**Raw records**
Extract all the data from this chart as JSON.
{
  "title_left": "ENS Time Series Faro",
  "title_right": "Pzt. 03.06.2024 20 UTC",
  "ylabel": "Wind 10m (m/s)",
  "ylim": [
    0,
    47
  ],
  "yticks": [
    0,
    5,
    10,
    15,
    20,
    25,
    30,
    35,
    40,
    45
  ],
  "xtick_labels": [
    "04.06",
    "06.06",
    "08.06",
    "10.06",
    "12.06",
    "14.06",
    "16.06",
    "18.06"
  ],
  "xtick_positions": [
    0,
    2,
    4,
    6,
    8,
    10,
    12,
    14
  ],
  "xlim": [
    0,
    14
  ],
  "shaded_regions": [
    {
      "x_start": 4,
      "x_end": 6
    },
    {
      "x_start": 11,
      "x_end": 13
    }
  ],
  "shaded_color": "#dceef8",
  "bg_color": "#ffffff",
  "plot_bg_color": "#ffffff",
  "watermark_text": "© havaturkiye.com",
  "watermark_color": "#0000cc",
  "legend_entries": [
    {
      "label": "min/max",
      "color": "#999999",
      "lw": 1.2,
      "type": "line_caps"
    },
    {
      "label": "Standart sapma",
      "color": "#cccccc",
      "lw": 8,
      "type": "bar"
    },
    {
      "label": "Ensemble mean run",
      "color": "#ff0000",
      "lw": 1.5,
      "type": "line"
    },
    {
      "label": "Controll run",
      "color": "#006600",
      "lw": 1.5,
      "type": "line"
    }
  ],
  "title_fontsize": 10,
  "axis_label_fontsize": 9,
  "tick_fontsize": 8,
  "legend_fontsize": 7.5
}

**Set task**
Above are some records; extract every one of them exactly.

**Task output**
Extract all the data from this chart as JSON.
{
  "title_left": "ENS Time Series Faro",
  "title_right": "Pzt. 03.06.2024 20 UTC",
  "ylabel": "Wind 10m (m/s)",
  "ylim": [
    0,
    47
  ],
  "yticks": [
    0,
    5,
    10,
    15,
    20,
    25,
    30,
    35,
    40,
    45
  ],
  "xtick_labels": [
    "04.06",
    "06.06",
    "08.06",
    "10.06",
    "12.06",
    "14.06",
    "16.06",
    "18.06"
  ],
  "xtick_positions": [
    0,
    2,
    4,
    6,
    8,
    10,
    12,
    14
  ],
  "xlim": [
    0,
    14
  ],
  "shaded_regions": [
    {
      "x_start": 4,
      "x_end": 6
    },
    {
      "x_start": 11,
      "x_end": 13
    }
  ],
  "shaded_color": "#dceef8",
  "bg_color": "#ffffff",
  "plot_bg_color": "#ffffff",
  "watermark_text": "© havaturkiye.com",
  "watermark_color": "#0000cc",
  "legend_entries": [
    {
      "label": "min/max",
      "color": "#999999",
      "lw": 1.2,
      "type": "line_caps"
    },
    {
      "label": "Standart sapma",
      "color": "#cccccc",
      "lw": 8,
      "type": "bar"
    },
    {
      "label": "Ensemble mean run",
      "color": "#ff0000",
      "lw": 1.5,
      "type": "line"
    },
    {
      "label": "Controll run",
      "color": "#006600",
      "lw": 1.5,
      "type": "line"
    }
  ],
  "title_fontsize": 10,
  "axis_label_fontsize": 9,
  "tick_fontsize": 8,
  "legend_fontsize": 7.5
}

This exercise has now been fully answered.